**** Material for this task
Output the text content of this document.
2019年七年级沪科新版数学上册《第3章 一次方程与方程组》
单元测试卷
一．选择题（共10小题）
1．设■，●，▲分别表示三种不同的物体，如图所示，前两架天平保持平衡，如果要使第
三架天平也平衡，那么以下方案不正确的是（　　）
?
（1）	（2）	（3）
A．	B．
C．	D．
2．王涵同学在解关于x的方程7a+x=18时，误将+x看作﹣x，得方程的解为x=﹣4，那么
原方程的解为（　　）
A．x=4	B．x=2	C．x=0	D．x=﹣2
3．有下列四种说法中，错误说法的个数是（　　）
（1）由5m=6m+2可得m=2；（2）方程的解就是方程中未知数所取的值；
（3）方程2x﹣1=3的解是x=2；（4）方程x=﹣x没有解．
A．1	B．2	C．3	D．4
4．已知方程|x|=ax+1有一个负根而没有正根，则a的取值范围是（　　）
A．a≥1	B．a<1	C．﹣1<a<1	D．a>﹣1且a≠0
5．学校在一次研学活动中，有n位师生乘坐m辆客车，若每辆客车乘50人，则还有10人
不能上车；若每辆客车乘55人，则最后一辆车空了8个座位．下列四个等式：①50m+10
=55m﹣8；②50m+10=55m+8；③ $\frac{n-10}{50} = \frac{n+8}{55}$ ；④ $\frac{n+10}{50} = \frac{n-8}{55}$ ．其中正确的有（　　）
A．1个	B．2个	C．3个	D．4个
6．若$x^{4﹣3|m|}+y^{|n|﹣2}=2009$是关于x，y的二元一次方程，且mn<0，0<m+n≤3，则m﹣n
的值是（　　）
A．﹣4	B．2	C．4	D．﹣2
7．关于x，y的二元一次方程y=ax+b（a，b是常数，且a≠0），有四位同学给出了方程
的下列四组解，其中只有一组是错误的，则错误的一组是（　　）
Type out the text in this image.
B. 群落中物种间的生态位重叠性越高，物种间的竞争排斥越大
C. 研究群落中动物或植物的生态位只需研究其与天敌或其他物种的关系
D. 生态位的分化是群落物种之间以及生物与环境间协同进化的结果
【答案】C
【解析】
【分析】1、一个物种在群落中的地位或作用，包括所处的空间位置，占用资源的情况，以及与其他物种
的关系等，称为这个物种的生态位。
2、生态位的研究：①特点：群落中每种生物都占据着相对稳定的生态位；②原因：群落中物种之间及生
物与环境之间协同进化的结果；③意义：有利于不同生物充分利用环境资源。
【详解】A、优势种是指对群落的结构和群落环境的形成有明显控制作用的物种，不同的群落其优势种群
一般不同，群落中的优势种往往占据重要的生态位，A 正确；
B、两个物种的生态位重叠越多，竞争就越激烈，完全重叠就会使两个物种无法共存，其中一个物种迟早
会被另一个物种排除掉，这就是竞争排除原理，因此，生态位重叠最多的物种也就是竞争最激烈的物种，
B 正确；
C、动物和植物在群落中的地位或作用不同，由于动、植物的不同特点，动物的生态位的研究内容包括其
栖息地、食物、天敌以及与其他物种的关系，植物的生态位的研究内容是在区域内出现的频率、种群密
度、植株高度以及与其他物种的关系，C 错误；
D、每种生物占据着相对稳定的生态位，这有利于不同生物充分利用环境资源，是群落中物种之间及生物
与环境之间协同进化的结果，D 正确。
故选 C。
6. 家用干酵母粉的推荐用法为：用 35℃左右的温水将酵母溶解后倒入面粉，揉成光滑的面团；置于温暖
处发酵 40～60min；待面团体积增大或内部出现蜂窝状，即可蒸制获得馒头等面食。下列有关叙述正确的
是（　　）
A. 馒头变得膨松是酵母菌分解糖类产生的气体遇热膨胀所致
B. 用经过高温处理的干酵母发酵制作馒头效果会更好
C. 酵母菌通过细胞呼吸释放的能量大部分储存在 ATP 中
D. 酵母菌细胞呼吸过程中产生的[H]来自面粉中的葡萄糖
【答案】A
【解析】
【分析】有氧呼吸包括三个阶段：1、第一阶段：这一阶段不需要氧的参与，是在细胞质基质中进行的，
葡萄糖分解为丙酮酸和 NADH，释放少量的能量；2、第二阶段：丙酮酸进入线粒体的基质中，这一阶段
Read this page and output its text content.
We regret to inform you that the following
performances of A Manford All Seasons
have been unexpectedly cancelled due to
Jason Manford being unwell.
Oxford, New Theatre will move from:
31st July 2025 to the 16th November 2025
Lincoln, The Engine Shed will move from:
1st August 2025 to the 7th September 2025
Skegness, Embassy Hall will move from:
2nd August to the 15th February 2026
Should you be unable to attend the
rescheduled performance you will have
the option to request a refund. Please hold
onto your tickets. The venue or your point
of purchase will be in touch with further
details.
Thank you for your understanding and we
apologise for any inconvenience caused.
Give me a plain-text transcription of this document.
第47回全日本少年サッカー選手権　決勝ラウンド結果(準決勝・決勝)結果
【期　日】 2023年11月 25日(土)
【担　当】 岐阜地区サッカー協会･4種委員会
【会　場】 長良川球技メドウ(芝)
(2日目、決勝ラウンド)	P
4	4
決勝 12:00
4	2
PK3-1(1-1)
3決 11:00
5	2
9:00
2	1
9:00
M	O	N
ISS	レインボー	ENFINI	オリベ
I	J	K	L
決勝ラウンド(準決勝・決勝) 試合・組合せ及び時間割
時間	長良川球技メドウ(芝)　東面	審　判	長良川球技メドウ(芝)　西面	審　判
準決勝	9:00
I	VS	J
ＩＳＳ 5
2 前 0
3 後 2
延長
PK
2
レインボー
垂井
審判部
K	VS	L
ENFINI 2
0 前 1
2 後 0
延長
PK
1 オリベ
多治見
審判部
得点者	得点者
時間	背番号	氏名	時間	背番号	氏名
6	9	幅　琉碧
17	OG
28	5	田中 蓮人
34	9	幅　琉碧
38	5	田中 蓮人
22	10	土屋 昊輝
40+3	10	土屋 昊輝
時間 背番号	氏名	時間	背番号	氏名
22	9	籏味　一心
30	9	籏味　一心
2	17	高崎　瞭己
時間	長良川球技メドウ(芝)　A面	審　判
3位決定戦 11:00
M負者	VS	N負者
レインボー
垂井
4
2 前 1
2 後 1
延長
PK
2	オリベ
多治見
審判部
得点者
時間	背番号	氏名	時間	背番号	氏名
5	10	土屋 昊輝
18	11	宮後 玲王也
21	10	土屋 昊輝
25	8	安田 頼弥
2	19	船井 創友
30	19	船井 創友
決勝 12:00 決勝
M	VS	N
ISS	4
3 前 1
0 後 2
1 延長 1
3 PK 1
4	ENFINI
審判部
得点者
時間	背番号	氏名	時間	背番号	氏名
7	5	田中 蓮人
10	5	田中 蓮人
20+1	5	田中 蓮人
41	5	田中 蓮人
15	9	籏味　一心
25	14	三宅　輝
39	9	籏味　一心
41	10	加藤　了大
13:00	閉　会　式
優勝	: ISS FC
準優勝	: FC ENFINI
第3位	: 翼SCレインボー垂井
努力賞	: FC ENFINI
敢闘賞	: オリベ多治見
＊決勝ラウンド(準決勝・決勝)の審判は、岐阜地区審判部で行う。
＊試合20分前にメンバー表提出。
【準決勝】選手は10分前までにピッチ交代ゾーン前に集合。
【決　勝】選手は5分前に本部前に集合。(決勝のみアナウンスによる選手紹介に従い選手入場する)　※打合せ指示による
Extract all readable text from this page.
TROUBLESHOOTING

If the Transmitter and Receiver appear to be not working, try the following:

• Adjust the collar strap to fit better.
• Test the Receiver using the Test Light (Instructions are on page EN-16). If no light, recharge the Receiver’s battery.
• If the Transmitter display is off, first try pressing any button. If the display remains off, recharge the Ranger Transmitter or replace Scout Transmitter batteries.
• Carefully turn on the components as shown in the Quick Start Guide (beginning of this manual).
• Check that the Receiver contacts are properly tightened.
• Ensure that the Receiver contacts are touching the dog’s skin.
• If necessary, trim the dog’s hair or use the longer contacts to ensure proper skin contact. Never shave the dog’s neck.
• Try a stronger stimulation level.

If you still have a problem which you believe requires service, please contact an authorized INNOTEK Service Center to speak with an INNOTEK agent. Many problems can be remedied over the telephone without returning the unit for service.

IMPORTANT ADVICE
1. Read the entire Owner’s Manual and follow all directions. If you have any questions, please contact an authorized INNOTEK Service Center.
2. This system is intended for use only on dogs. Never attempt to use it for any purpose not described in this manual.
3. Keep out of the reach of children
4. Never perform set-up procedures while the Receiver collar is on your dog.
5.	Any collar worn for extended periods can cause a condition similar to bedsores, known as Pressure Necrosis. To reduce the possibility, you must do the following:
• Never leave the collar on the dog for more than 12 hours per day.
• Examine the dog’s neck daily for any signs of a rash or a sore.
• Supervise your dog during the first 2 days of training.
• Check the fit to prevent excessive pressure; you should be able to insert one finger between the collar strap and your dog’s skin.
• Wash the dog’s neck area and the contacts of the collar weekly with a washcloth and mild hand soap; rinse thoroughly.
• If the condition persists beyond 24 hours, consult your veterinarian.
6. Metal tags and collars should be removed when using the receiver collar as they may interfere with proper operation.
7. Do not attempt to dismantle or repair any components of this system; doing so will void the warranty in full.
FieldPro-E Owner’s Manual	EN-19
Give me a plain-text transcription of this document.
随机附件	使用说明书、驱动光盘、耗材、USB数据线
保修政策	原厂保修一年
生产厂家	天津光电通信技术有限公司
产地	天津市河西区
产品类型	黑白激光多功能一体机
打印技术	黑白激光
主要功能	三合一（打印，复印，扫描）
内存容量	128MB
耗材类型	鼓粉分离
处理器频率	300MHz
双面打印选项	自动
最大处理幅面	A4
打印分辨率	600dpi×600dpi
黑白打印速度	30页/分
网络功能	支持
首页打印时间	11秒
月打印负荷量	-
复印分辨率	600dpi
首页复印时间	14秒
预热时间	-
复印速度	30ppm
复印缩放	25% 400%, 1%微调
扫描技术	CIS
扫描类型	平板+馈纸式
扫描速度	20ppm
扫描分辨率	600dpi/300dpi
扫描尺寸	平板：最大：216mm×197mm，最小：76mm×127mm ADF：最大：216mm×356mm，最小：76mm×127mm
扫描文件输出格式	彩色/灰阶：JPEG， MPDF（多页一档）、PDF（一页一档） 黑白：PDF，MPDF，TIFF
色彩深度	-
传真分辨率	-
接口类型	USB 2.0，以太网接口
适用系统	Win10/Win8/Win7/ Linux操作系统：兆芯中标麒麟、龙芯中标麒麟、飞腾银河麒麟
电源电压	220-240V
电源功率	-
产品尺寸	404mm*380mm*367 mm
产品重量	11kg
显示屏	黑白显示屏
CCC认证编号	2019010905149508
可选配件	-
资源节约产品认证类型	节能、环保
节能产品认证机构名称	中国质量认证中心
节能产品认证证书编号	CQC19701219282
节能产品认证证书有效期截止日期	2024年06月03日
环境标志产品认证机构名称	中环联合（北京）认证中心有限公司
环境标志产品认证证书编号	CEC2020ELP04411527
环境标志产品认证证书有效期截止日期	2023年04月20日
********
Do this:
Locate each line containing the string "Transmitter" and show it.

Reply:
If the Transmitter and Receiver appear to be not working, try the following:
• If the Transmitter display is off, first try pressing any button. If the display remains off, recharge the Ranger Transmitter or replace Scout Transmitter batteries.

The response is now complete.